Stored records:
········

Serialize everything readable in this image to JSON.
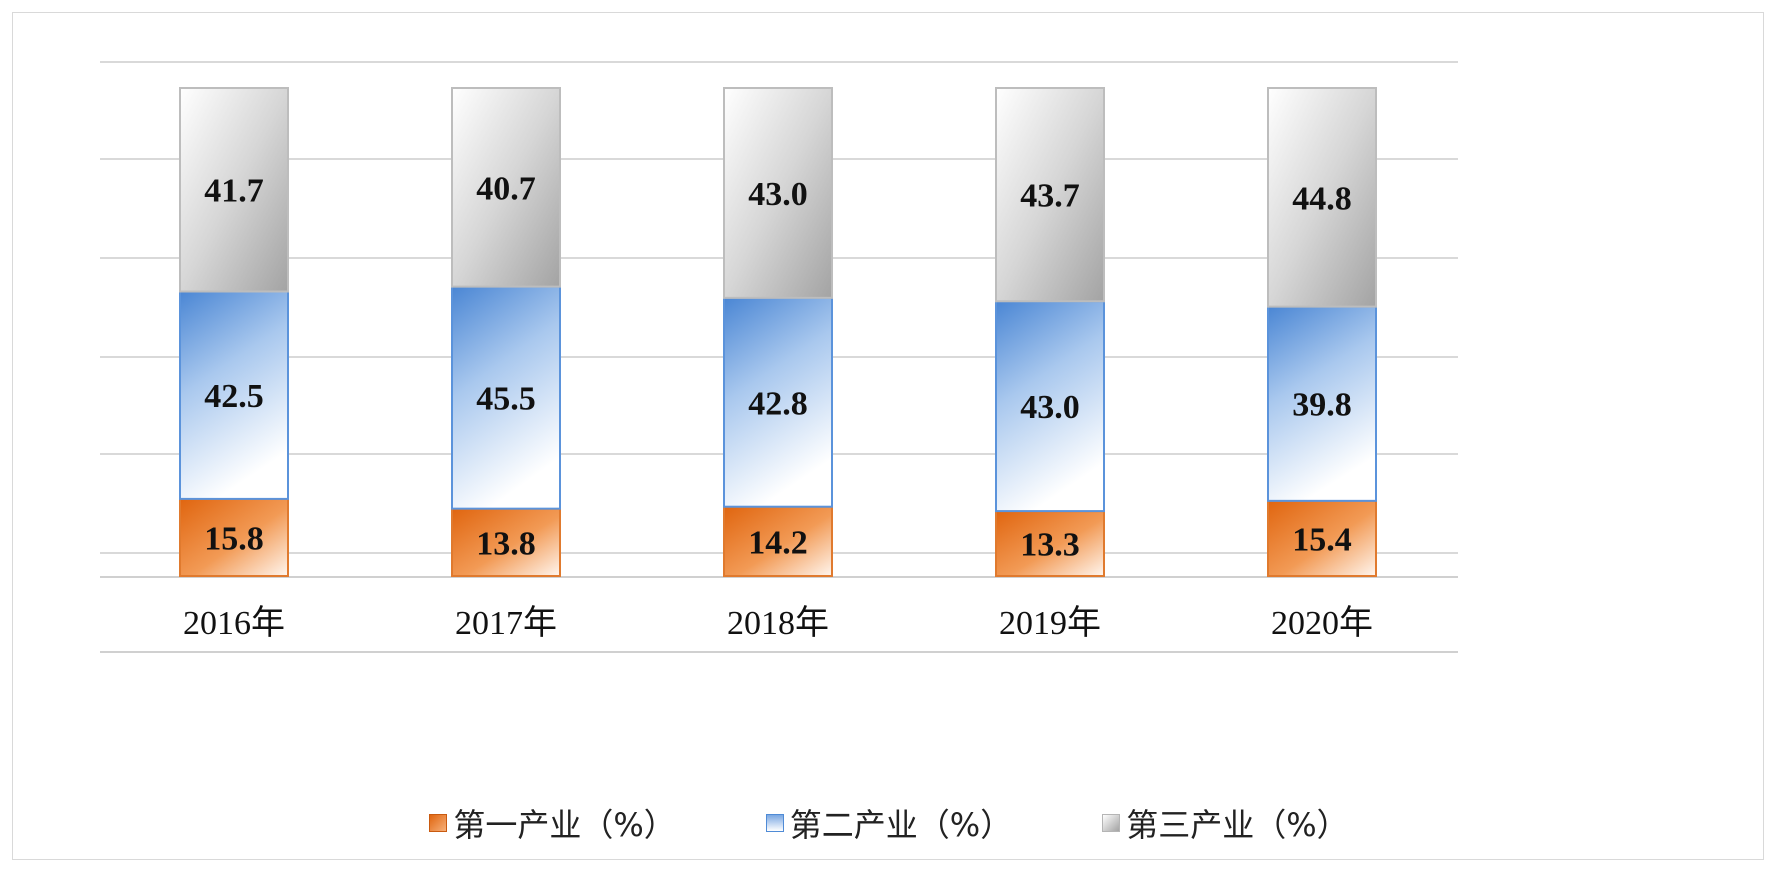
{
  "chart_data": {
    "type": "bar",
    "stacked": true,
    "categories": [
      "2016年",
      "2017年",
      "2018年",
      "2019年",
      "2020年"
    ],
    "series": [
      {
        "name": "第一产业（%）",
        "values": [
          15.8,
          13.8,
          14.2,
          13.3,
          15.4
        ],
        "color": "#e8741c"
      },
      {
        "name": "第二产业（%）",
        "values": [
          42.5,
          45.5,
          42.8,
          43.0,
          39.8
        ],
        "color": "#4f8bd6"
      },
      {
        "name": "第三产业（%）",
        "values": [
          41.7,
          40.7,
          43.0,
          43.7,
          44.8
        ],
        "color": "#a8a8a8"
      }
    ],
    "value_labels": {
      "s0": [
        "15.8",
        "13.8",
        "14.2",
        "13.3",
        "15.4"
      ],
      "s1": [
        "42.5",
        "45.5",
        "42.8",
        "43.0",
        "39.8"
      ],
      "s2": [
        "41.7",
        "40.7",
        "43.0",
        "43.7",
        "44.8"
      ]
    },
    "ylim": [
      0,
      100
    ],
    "grid": true,
    "legend_position": "bottom"
  }
}
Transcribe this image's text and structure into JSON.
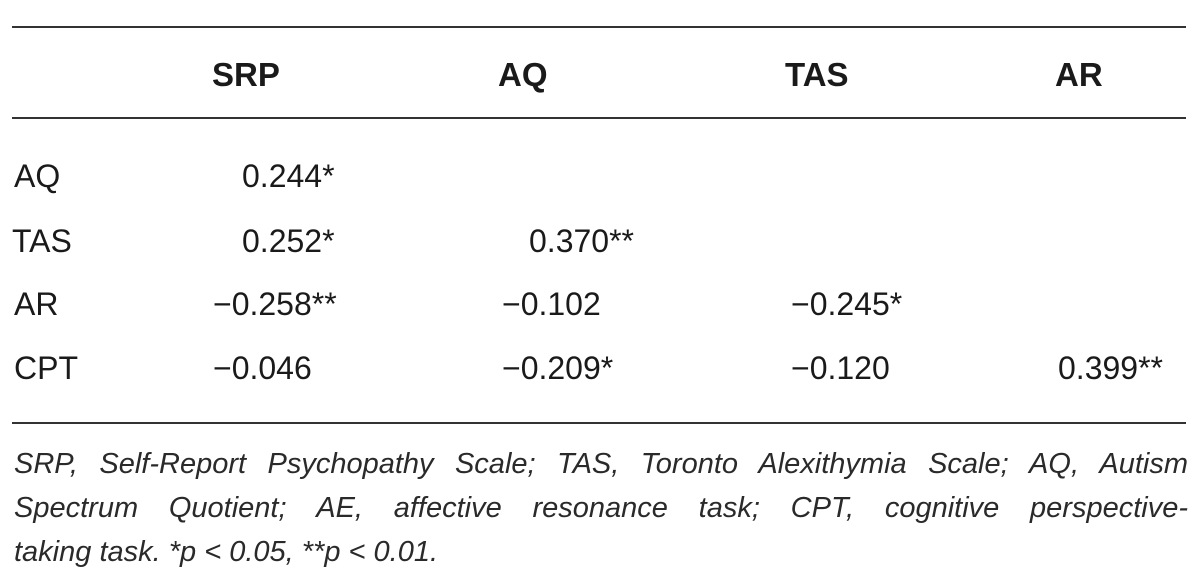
{
  "table": {
    "headers": [
      "SRP",
      "AQ",
      "TAS",
      "AR"
    ],
    "rows": [
      {
        "label": "AQ",
        "cells": [
          "0.244*",
          "",
          "",
          ""
        ]
      },
      {
        "label": "TAS",
        "cells": [
          "0.252*",
          "0.370**",
          "",
          ""
        ]
      },
      {
        "label": "AR",
        "cells": [
          "−0.258**",
          "−0.102",
          "−0.245*",
          ""
        ]
      },
      {
        "label": "CPT",
        "cells": [
          "−0.046",
          "−0.209*",
          "−0.120",
          "0.399**"
        ]
      }
    ]
  },
  "caption": {
    "line1": "SRP, Self-Report Psychopathy Scale; TAS, Toronto Alexithymia Scale; AQ, Autism",
    "line2": "Spectrum Quotient; AE, affective resonance task; CPT, cognitive perspective-",
    "line3": "taking task. *p < 0.05, **p < 0.01."
  }
}
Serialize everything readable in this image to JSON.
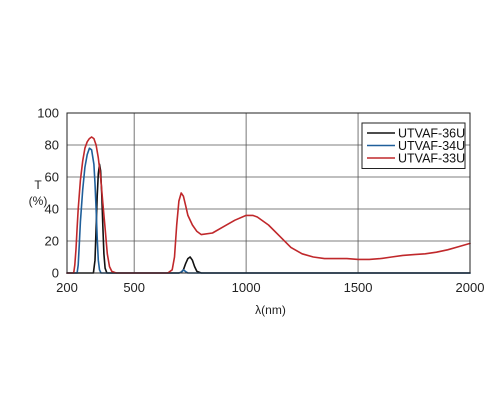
{
  "chart_data": {
    "type": "line",
    "title": "",
    "xlabel": "λ(nm)",
    "ylabel": {
      "line1": "T",
      "line2": "(%)"
    },
    "xlim": [
      200,
      2000
    ],
    "ylim": [
      0,
      100
    ],
    "x_ticks": [
      200,
      500,
      1000,
      1500,
      2000
    ],
    "y_ticks": [
      0,
      20,
      40,
      60,
      80,
      100
    ],
    "grid": true,
    "legend_position": "top-right",
    "series": [
      {
        "name": "UTVAF-36U",
        "color": "#111111",
        "x": [
          200,
          318,
          325,
          330,
          335,
          340,
          345,
          350,
          355,
          360,
          365,
          370,
          378,
          700,
          710,
          720,
          730,
          740,
          750,
          760,
          770,
          780,
          800,
          2000
        ],
        "y": [
          0,
          0,
          8,
          28,
          48,
          62,
          68,
          64,
          50,
          30,
          12,
          3,
          0,
          0,
          0.5,
          2,
          6,
          9,
          10,
          8,
          4,
          1,
          0,
          0
        ]
      },
      {
        "name": "UTVAF-34U",
        "color": "#1f5f9a",
        "x": [
          200,
          245,
          250,
          255,
          260,
          270,
          280,
          290,
          300,
          310,
          320,
          325,
          330,
          335,
          340,
          345,
          352,
          700,
          710,
          715,
          720,
          725,
          730,
          740,
          2000
        ],
        "y": [
          0,
          0,
          5,
          18,
          32,
          52,
          66,
          74,
          78,
          77,
          68,
          56,
          40,
          22,
          8,
          2,
          0,
          0,
          0.5,
          1,
          2,
          1.5,
          0.8,
          0,
          0
        ]
      },
      {
        "name": "UTVAF-33U",
        "color": "#c0282b",
        "x": [
          200,
          230,
          235,
          240,
          245,
          250,
          260,
          270,
          280,
          290,
          300,
          310,
          320,
          330,
          340,
          350,
          360,
          370,
          380,
          390,
          400,
          420,
          600,
          650,
          670,
          680,
          690,
          700,
          710,
          720,
          730,
          740,
          760,
          780,
          800,
          850,
          900,
          950,
          1000,
          1030,
          1050,
          1100,
          1150,
          1200,
          1250,
          1300,
          1350,
          1400,
          1450,
          1500,
          1550,
          1600,
          1650,
          1700,
          1750,
          1800,
          1850,
          1900,
          1950,
          2000
        ],
        "y": [
          0,
          0,
          5,
          15,
          28,
          40,
          58,
          70,
          78,
          82,
          84,
          85,
          84,
          80,
          72,
          60,
          44,
          28,
          12,
          4,
          1,
          0,
          0,
          0,
          2,
          10,
          30,
          45,
          50,
          48,
          42,
          36,
          30,
          26,
          24,
          25,
          29,
          33,
          36,
          36,
          35,
          30,
          23,
          16,
          12,
          10,
          9,
          9,
          9,
          8.5,
          8.5,
          9,
          10,
          11,
          11.5,
          12,
          13,
          14.5,
          16.5,
          18.5
        ]
      }
    ]
  }
}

········

What is required:
Copy out every line of the listing that contains the string "color".

The answer:
        "color": "#e8741c"
        "color": "#4f8bd6"
        "color": "#a8a8a8"
        "color": "#111111",
        "color": "#1f5f9a",
        "color": "#c0282b",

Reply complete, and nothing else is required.